Records that describe figures:
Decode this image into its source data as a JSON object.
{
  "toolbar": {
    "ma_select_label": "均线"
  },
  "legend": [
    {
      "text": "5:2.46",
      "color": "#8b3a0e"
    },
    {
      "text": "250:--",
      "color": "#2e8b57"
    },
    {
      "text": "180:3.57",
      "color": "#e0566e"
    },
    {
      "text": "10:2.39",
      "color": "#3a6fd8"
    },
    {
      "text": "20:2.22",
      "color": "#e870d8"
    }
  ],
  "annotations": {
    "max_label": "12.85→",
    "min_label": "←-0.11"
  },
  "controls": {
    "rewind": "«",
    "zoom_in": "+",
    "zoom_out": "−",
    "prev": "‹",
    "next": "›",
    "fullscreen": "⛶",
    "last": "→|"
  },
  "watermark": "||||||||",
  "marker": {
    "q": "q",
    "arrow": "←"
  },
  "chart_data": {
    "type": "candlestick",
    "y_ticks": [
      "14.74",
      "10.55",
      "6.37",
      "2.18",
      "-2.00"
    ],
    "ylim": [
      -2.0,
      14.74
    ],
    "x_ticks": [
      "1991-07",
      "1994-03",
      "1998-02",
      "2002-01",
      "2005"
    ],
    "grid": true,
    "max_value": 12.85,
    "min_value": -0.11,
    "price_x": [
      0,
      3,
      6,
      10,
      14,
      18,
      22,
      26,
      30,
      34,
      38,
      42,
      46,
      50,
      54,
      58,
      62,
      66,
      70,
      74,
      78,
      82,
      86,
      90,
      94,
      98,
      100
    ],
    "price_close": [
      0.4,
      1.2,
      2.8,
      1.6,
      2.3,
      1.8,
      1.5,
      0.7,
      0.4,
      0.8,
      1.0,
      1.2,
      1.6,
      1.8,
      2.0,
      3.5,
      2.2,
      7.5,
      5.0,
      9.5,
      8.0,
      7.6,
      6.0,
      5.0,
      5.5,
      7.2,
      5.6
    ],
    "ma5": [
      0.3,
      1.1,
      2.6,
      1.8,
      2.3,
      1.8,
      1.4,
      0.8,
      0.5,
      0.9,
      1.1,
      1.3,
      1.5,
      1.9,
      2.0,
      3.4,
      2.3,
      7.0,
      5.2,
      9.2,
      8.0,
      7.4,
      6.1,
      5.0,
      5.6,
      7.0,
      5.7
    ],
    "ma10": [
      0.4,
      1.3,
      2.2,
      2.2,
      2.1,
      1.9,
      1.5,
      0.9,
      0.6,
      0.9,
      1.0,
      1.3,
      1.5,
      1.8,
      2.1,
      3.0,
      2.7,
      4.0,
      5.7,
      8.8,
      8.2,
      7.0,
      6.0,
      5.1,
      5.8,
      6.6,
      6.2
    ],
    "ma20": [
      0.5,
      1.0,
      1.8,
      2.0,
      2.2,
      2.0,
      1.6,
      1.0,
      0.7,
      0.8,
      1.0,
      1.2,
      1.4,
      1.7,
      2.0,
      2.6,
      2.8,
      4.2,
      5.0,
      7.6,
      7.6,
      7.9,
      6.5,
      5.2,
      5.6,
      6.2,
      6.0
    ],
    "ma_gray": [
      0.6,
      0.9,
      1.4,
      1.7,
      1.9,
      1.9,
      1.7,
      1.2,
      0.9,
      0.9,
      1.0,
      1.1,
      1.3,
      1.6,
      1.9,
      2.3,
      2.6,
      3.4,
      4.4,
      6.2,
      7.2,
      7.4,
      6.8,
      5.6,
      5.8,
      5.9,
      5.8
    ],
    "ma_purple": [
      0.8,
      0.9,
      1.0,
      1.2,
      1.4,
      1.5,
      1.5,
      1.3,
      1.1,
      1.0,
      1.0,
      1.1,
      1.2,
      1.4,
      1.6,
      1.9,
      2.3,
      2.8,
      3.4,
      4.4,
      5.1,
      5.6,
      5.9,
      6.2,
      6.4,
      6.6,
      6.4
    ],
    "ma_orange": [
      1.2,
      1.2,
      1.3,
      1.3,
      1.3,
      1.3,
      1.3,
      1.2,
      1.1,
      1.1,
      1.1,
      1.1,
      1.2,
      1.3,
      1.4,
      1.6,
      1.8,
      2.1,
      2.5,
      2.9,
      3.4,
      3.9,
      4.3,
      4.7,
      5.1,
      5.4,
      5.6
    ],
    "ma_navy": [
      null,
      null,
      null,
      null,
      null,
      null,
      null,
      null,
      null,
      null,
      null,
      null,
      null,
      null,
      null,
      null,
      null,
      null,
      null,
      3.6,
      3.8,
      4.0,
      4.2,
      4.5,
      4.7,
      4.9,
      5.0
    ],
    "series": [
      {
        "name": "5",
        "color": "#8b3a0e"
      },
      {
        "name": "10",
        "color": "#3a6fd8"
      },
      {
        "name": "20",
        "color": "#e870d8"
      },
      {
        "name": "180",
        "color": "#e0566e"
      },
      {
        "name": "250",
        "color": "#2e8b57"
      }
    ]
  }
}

- **REQUIRED TASK**: Work out how many lines of the listing above include the word "name". Reply with nothing but the count.

- **RESULT OF THIS TASK**: 5